INFORMATION PROVIDED

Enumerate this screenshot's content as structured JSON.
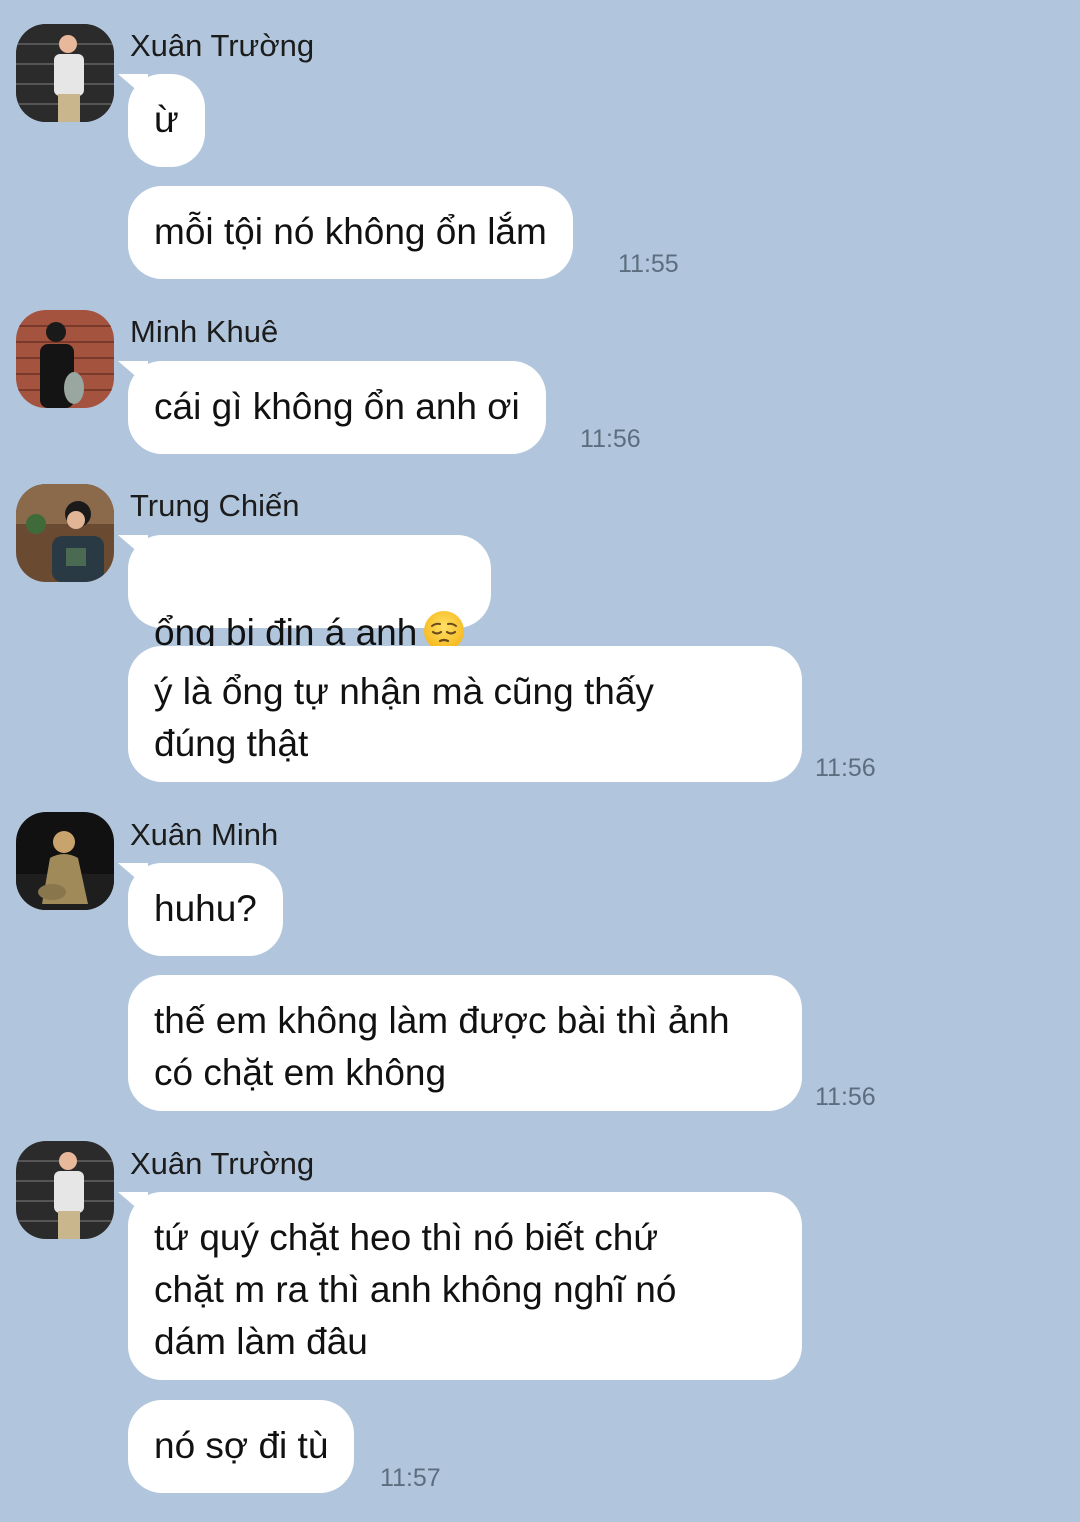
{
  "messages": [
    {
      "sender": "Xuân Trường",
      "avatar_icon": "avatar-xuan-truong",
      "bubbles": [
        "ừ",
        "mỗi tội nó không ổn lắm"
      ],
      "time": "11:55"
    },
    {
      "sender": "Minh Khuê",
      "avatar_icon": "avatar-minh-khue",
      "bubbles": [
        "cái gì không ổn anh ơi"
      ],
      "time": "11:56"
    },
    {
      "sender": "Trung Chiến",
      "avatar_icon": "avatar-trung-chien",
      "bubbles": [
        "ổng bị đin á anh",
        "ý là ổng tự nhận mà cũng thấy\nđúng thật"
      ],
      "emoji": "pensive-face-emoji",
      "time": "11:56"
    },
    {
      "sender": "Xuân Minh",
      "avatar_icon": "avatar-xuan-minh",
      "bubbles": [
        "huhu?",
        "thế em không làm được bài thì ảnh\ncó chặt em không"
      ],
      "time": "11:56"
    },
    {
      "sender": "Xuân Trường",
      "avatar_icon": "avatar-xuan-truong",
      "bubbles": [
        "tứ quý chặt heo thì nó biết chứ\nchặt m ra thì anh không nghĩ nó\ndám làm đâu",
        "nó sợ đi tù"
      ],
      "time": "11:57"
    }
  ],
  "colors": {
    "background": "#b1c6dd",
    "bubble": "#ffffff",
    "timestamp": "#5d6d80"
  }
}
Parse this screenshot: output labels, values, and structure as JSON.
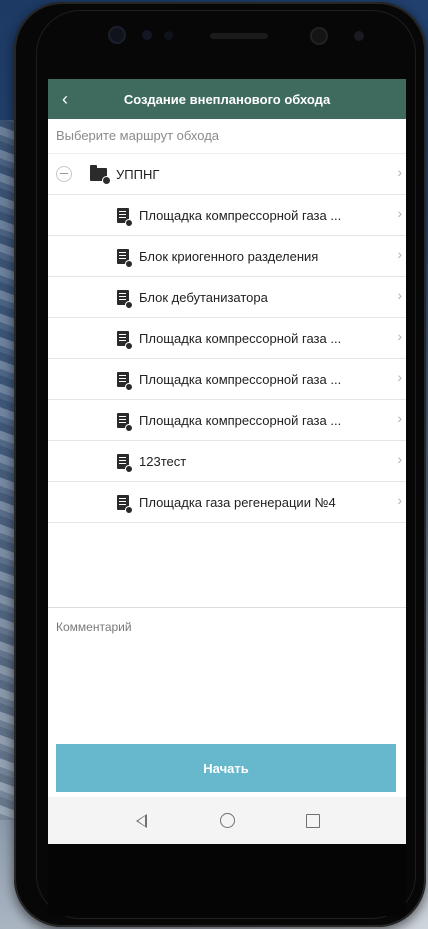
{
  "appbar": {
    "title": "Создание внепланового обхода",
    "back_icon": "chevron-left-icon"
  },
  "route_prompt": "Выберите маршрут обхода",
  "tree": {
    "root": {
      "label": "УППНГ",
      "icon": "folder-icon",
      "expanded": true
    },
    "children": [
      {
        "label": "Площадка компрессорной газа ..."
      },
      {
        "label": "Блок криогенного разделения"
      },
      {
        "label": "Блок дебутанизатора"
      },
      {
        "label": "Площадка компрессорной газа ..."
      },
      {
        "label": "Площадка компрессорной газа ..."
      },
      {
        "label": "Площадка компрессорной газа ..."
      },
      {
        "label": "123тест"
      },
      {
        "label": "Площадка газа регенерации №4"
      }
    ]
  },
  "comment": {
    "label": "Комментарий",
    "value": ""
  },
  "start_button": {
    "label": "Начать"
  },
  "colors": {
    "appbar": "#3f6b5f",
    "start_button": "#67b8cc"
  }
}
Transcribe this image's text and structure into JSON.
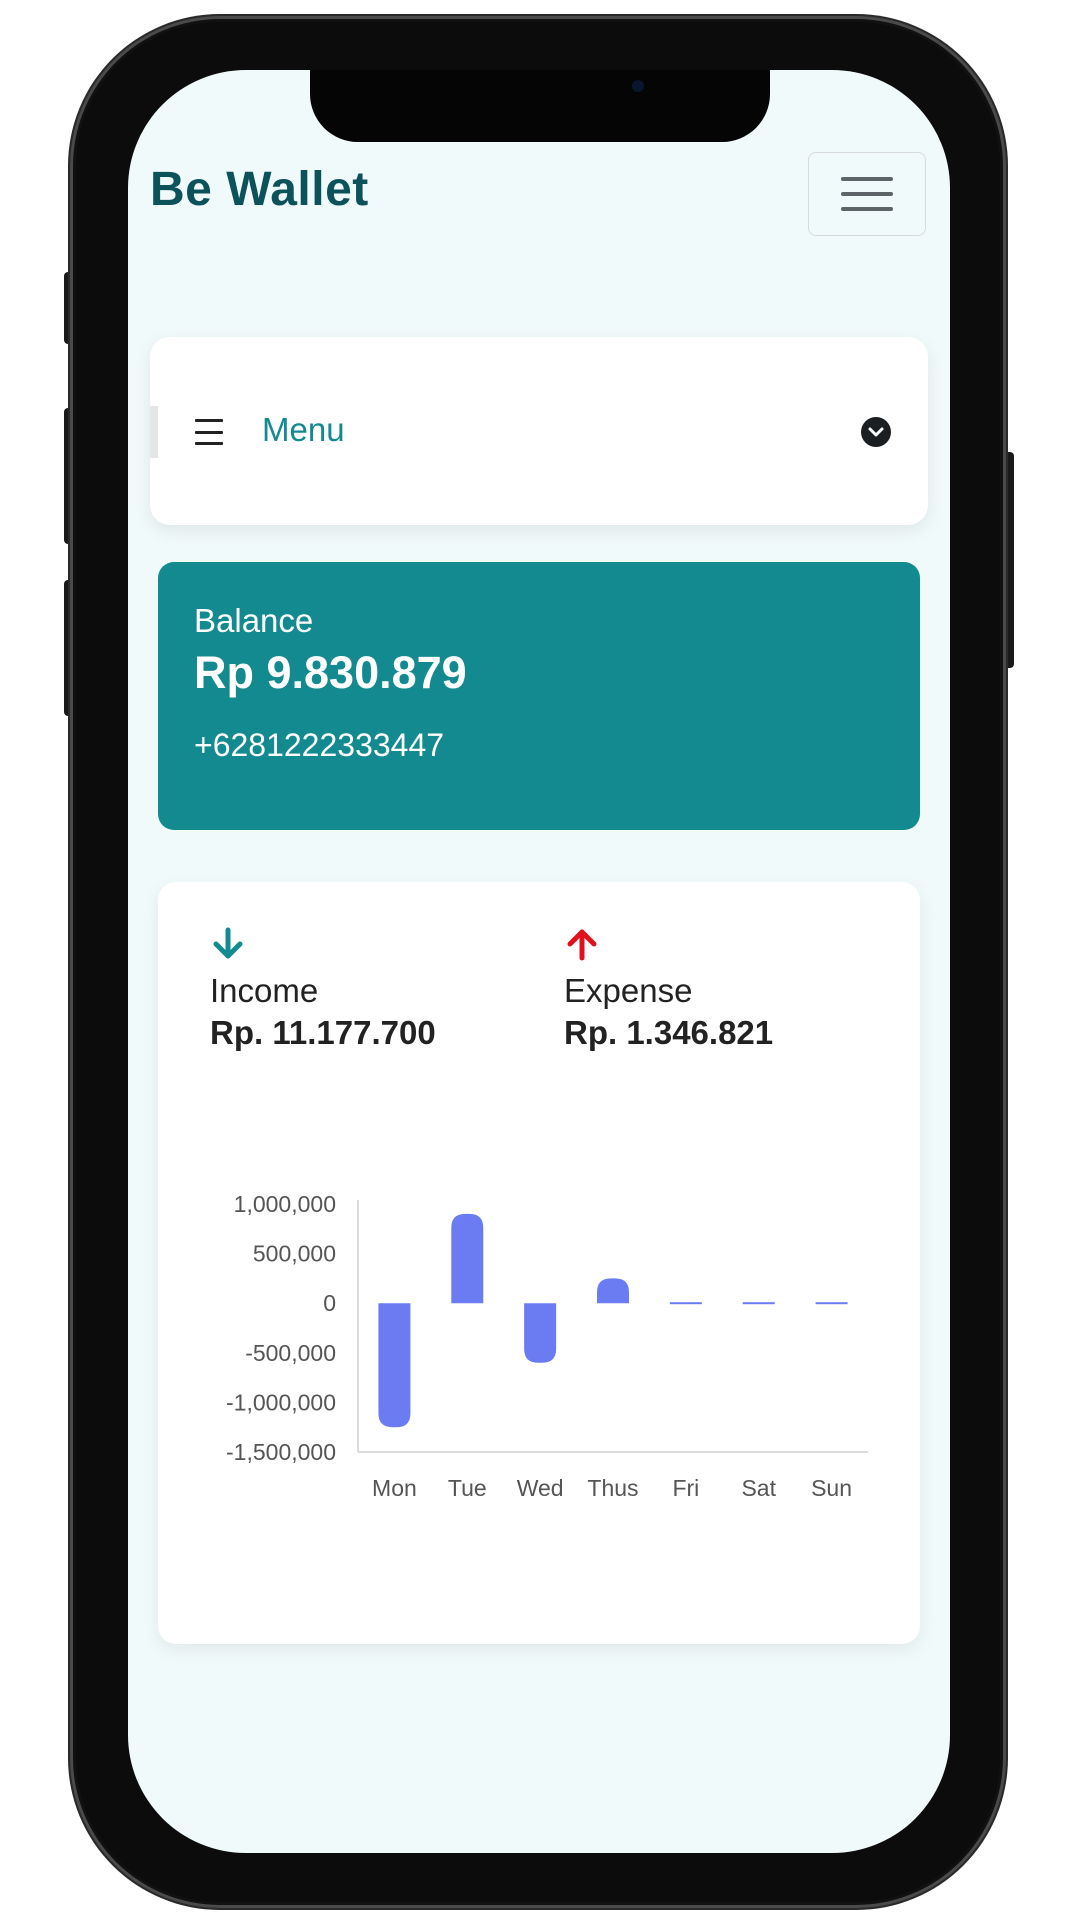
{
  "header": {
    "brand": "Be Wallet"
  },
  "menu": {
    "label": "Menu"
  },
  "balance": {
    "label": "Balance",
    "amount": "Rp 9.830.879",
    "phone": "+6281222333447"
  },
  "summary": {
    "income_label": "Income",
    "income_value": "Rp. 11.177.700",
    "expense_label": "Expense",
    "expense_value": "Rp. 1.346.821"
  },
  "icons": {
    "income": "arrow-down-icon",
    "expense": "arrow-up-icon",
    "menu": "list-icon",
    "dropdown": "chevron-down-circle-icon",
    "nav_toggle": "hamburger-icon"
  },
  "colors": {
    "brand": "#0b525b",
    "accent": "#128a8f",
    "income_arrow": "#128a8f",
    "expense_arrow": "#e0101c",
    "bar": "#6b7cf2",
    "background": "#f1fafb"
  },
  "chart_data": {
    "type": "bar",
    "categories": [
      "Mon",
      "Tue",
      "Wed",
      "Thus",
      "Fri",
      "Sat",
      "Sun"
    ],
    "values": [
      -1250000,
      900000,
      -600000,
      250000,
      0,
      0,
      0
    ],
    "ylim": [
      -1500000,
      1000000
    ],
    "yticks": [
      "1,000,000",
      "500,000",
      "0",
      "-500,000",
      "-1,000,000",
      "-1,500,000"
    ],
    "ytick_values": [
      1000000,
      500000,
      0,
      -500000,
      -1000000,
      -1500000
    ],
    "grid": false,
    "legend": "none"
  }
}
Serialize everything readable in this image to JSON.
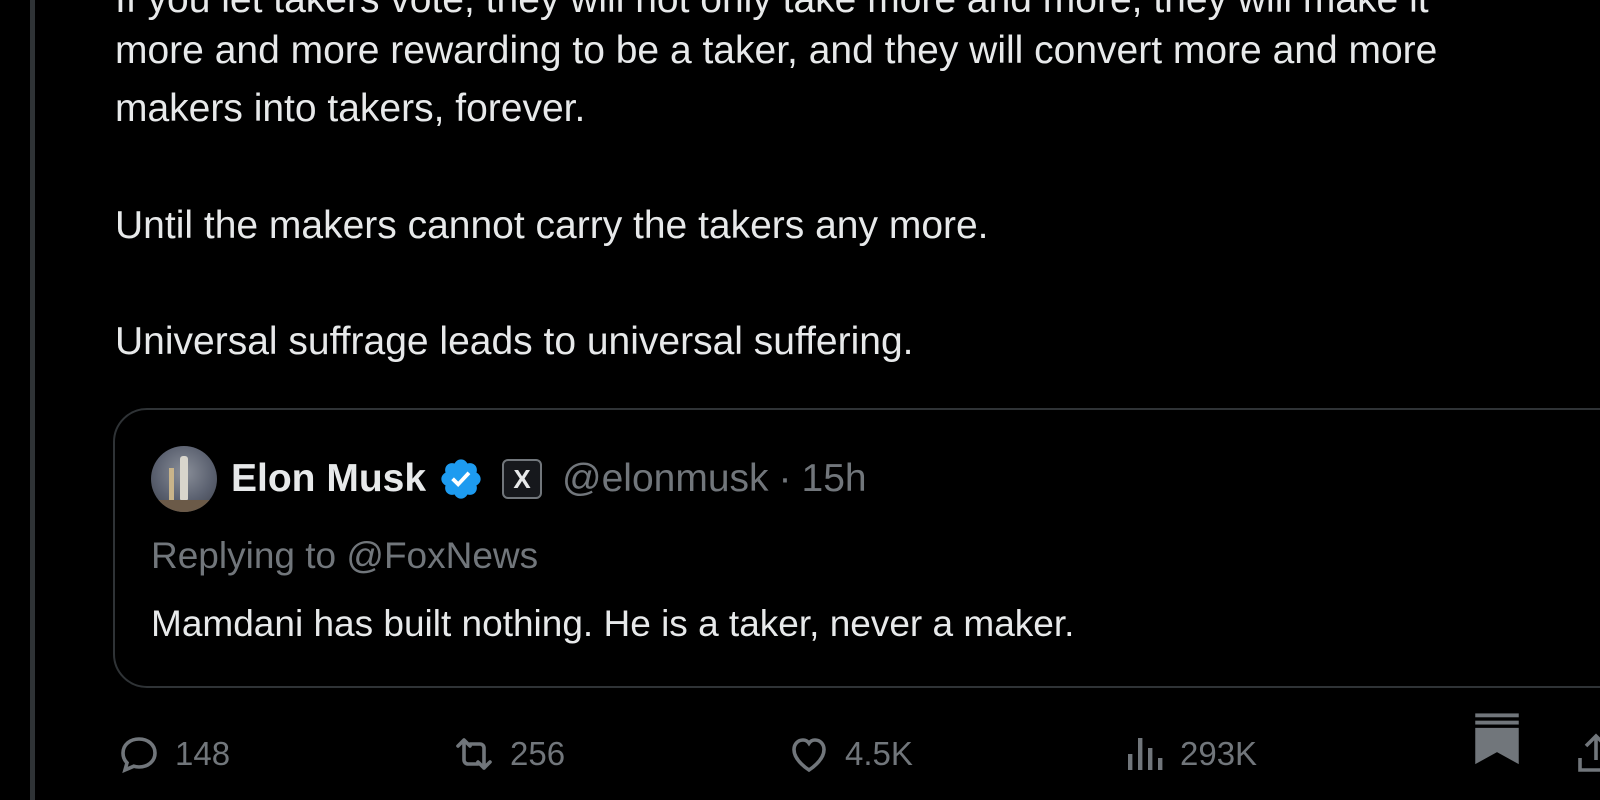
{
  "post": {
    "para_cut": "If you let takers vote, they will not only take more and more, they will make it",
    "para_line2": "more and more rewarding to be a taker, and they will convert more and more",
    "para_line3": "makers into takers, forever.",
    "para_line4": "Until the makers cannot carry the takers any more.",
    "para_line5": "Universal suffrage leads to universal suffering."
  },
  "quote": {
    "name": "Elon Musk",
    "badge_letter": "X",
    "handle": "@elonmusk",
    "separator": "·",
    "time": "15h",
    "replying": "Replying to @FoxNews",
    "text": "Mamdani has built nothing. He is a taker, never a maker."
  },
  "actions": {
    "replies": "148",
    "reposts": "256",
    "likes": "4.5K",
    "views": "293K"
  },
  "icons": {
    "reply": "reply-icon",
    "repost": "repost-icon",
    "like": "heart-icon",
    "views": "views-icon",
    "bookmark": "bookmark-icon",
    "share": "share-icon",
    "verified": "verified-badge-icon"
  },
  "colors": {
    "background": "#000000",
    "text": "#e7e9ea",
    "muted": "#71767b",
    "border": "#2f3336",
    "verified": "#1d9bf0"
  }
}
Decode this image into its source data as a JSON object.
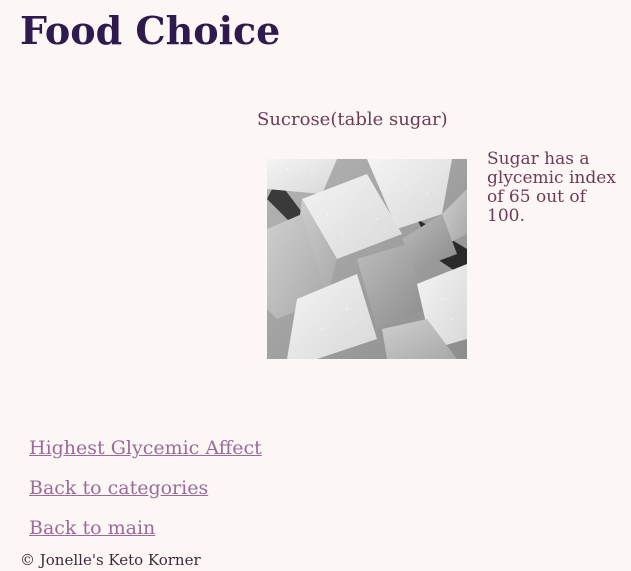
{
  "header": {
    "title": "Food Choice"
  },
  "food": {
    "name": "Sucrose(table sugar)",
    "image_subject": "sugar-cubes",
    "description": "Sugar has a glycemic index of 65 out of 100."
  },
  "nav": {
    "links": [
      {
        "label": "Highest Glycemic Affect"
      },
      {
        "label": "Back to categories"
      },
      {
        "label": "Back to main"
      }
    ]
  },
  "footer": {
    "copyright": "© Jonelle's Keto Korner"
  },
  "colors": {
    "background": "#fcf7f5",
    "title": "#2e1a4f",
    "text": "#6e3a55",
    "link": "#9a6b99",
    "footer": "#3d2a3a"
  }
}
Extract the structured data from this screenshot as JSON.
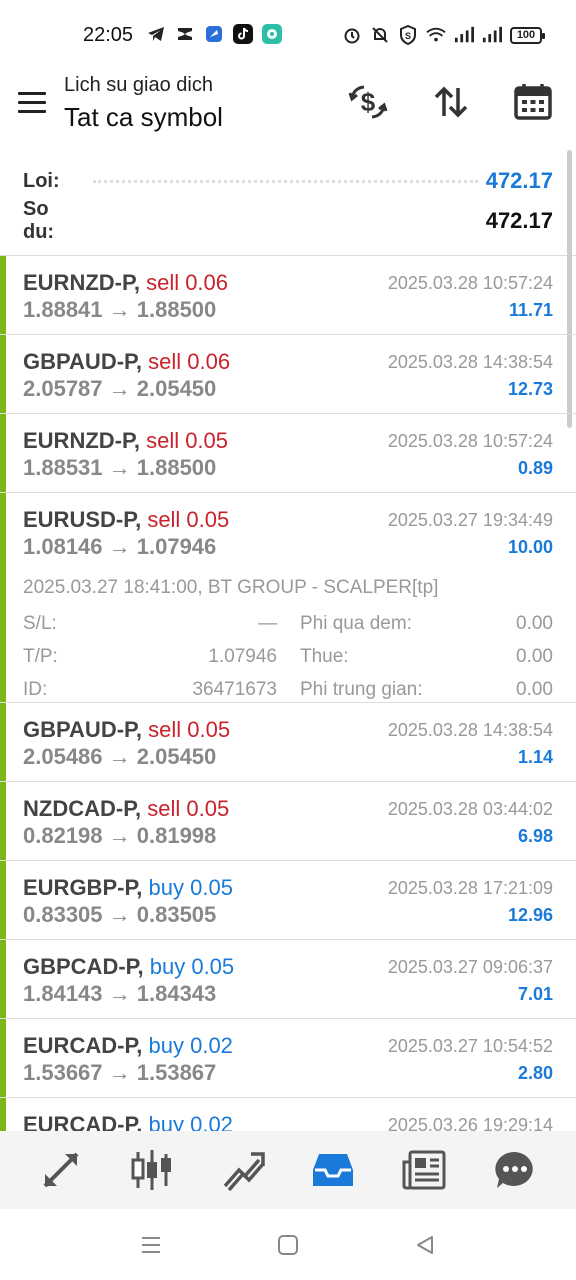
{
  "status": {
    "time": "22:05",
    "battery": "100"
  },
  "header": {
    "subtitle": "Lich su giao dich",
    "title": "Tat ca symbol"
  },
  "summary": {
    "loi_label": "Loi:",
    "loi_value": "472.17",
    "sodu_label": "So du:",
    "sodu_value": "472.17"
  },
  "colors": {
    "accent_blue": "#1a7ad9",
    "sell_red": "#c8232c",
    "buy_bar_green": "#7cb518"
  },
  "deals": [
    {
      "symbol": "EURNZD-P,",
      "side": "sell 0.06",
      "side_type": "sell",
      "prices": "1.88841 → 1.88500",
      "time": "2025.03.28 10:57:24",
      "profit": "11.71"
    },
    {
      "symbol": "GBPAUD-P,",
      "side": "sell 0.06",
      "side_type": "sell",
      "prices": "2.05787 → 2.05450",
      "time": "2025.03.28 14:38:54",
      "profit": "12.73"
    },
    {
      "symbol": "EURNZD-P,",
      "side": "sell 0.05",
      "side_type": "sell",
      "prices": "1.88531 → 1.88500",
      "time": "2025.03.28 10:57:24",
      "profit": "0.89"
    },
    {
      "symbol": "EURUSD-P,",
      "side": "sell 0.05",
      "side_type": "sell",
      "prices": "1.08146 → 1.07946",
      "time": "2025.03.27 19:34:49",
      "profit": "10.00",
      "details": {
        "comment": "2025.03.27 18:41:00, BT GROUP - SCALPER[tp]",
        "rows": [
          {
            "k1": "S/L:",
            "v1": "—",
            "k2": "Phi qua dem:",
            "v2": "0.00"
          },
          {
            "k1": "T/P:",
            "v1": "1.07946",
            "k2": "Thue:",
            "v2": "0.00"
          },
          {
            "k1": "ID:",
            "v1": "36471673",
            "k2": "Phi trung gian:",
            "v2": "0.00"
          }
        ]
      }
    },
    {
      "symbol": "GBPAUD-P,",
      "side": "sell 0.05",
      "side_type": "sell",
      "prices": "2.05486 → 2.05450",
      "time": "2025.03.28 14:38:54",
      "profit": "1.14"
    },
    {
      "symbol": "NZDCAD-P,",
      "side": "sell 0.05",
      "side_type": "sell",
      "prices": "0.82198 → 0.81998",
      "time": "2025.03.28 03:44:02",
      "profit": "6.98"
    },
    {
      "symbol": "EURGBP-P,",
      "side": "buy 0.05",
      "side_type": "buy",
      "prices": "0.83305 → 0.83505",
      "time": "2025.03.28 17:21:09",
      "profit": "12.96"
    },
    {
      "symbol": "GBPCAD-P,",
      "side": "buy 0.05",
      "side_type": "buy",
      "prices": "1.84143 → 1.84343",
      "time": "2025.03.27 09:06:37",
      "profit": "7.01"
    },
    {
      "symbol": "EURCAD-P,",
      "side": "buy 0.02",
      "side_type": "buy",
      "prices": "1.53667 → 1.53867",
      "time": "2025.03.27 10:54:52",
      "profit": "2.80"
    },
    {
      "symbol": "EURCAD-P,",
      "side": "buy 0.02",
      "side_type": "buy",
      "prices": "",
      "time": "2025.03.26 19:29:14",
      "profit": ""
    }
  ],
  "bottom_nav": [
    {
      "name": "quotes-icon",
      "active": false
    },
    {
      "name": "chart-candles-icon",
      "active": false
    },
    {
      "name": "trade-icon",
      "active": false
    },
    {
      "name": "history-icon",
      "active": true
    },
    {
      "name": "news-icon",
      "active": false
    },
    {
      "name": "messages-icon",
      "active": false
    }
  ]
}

EXERCISE AIM
From the data, collect all lines where the string "name" appears.

THE RESPONSE
    "name": "Elon Musk",
    "name": "Sucrose(table sugar)",
      "name": "quotes-icon",
      "name": "chart-candles-icon",
      "name": "trade-icon",
      "name": "history-icon",
      "name": "news-icon",
      "name": "messages-icon",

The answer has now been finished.